Directive ::
Write out the blog post word for word from "Today in my" to "very nice science.".

Excerpt provided ::
+-------+
Fun Stuff

Today in my ward we had a couple come present to us on pornography and its effects.  I’m sad to say that while their hearts were in the right place, I was not particularly impressed.  They had presumably visited yourbrainonporn.com, and had some very nice science.

The science probably holds up.  But I am extremely wary of taking moral directives from science.  Did you know that men are naturally polygamous?  Science says so!

If I could recommend a non-religious book to read (what am I talking about: all books are religious) I’d recommend Neal Stephenson’s The Diamond Age.  This passage in particular is relevant:

“Nell did not imagine that Constable Moore wanted to get into a detailed discussion of recent events, so she changed the subject. “I think I have finally worked out what you were trying to tell me, years ago, about being intelligent,” she said.

The Constable brightened all at once. “Pleased to hear it.”
+-------+
Information supplied ::

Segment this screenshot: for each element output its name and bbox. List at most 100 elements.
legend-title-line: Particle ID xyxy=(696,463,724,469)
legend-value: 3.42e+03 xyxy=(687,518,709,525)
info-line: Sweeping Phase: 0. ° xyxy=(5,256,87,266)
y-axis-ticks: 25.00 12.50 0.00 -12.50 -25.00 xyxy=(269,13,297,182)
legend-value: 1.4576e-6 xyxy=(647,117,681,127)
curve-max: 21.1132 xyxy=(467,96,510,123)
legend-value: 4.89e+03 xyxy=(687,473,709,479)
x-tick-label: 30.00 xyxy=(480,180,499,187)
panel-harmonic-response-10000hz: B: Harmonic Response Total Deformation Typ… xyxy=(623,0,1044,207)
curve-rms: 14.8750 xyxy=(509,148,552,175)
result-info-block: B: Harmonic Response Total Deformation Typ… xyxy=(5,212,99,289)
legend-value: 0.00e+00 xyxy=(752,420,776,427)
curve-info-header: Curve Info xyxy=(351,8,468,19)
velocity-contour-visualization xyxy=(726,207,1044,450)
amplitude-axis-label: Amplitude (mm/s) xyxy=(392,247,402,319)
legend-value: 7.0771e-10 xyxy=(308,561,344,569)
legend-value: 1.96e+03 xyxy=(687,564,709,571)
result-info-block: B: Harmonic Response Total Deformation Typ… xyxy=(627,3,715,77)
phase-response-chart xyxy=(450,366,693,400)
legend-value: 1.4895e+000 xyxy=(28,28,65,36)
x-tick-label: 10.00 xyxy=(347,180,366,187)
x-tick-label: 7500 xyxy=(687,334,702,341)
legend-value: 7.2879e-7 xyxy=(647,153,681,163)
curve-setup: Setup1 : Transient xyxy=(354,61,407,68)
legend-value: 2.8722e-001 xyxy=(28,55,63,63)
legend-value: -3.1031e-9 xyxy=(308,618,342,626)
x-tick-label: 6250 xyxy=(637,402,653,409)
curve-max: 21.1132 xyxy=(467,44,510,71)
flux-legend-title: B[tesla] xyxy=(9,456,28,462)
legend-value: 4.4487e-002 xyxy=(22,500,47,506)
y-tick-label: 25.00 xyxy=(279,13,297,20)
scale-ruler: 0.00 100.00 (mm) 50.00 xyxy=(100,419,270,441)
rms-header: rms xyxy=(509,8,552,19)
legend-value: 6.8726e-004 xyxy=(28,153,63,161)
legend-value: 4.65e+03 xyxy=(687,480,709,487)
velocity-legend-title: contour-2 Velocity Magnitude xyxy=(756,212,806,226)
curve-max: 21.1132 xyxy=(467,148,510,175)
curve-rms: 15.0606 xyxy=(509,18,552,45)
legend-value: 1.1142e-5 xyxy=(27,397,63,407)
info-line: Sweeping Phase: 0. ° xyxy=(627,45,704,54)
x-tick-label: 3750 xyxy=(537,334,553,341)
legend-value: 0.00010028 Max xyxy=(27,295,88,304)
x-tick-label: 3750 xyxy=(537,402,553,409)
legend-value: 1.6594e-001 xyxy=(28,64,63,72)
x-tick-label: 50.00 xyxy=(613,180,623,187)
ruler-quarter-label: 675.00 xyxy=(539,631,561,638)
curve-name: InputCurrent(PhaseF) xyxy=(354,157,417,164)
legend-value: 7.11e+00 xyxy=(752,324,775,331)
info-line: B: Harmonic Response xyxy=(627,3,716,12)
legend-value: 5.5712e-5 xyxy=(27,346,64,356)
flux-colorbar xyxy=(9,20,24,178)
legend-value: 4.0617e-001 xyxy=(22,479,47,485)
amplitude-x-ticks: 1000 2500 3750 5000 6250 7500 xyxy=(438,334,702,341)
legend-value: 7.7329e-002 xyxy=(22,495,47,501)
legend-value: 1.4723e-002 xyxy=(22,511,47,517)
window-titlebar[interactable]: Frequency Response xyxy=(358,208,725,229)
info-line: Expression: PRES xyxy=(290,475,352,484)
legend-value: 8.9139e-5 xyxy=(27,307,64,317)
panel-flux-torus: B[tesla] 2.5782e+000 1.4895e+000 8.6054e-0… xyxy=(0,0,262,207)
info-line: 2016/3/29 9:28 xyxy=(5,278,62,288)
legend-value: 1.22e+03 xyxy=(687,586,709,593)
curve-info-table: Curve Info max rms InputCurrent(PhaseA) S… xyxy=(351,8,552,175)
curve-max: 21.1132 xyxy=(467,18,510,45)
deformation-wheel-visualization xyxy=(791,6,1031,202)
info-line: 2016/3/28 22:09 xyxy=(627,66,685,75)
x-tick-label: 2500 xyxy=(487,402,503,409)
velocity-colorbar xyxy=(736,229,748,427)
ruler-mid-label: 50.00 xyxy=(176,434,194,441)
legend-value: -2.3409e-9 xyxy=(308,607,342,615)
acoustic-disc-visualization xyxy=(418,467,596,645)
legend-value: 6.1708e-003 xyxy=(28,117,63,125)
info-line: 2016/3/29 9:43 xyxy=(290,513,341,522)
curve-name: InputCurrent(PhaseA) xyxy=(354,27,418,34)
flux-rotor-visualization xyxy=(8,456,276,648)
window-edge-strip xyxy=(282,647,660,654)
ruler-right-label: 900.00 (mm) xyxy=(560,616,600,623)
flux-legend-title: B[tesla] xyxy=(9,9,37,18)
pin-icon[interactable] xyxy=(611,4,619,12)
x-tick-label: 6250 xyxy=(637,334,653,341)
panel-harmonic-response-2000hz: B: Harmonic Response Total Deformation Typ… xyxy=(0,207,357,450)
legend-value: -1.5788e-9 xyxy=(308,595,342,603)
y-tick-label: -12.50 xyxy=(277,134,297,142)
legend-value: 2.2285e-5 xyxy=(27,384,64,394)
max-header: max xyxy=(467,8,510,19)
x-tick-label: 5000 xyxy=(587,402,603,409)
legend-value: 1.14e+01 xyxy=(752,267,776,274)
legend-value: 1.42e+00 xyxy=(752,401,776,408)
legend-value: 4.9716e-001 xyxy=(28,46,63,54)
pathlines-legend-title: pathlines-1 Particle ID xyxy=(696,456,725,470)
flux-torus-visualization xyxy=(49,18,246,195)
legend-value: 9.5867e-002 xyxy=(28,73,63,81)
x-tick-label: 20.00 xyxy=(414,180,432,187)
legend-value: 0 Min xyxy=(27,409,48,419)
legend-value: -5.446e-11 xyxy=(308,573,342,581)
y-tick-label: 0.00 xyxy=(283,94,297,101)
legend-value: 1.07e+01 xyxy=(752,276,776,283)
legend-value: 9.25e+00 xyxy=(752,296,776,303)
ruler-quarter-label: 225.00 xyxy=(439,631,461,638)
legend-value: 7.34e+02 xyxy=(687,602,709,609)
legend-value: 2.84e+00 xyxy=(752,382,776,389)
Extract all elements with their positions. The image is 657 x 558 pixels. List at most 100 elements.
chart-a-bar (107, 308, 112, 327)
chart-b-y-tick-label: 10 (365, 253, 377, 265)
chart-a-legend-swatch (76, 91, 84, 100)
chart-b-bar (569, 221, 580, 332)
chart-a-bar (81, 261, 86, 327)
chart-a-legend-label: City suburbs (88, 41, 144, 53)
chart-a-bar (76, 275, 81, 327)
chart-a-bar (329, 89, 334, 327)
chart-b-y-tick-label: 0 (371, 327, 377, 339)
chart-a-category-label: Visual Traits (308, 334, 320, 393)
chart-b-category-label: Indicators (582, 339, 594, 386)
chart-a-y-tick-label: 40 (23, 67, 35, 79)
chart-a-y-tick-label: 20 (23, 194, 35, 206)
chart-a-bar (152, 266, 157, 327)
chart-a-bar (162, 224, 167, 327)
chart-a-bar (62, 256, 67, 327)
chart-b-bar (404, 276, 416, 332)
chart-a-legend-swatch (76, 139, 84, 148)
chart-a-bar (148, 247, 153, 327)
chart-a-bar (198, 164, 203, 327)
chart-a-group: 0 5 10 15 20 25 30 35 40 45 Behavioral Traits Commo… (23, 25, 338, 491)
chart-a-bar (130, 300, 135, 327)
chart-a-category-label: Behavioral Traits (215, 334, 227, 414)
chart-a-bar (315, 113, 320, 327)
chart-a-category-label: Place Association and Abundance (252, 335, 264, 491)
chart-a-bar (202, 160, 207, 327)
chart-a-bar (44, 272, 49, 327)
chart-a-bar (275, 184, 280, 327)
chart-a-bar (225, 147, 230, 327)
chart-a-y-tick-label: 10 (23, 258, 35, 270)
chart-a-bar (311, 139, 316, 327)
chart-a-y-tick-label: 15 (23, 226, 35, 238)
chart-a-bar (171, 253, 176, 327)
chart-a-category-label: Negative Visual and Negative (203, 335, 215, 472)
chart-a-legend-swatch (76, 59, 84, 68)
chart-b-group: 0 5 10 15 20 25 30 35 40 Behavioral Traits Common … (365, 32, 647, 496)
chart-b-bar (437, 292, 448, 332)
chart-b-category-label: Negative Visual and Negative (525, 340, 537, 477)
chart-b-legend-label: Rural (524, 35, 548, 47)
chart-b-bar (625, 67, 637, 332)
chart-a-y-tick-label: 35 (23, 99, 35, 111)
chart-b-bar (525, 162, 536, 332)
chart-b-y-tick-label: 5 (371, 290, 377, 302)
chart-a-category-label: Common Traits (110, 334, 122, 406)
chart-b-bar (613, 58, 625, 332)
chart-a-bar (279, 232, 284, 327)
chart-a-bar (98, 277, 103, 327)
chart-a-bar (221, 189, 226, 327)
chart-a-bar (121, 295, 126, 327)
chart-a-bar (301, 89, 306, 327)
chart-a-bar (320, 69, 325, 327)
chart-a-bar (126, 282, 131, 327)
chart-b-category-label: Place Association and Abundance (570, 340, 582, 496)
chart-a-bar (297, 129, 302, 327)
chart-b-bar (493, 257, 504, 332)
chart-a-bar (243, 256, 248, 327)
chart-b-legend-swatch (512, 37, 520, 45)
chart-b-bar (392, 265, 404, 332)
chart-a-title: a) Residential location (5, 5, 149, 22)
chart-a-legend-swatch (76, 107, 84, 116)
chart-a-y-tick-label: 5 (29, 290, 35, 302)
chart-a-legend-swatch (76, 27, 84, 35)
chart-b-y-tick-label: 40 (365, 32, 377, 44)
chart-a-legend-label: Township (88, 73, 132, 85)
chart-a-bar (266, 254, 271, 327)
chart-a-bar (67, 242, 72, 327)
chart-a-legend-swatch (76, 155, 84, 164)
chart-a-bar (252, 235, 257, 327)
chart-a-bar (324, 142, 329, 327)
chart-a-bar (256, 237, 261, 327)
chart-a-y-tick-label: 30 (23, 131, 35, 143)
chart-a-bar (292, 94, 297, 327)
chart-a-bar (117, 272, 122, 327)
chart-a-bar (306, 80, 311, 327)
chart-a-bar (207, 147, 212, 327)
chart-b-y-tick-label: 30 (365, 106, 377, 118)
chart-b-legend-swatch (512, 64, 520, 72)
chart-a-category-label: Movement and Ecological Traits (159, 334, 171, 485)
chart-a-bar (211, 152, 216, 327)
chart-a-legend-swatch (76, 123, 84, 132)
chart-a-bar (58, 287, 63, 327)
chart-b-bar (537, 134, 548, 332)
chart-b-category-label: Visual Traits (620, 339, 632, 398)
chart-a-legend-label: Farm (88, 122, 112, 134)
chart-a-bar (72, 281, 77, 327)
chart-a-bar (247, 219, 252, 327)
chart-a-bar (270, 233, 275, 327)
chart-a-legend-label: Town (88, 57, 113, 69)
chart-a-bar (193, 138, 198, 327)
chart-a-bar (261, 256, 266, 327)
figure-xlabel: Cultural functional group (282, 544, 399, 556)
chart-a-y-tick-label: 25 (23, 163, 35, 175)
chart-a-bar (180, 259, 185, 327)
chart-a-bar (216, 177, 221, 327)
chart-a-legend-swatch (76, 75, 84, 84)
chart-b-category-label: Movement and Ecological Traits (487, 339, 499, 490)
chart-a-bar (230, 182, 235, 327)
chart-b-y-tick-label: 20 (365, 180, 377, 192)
+-------+
Written answer ::
Today in my ward we had a couple come present to us on pornography and its effects.  I’m sad to say that while their hearts were in the right place, I was not particularly impressed.  They had presumably visited yourbrainonporn.com, and had some very nice science.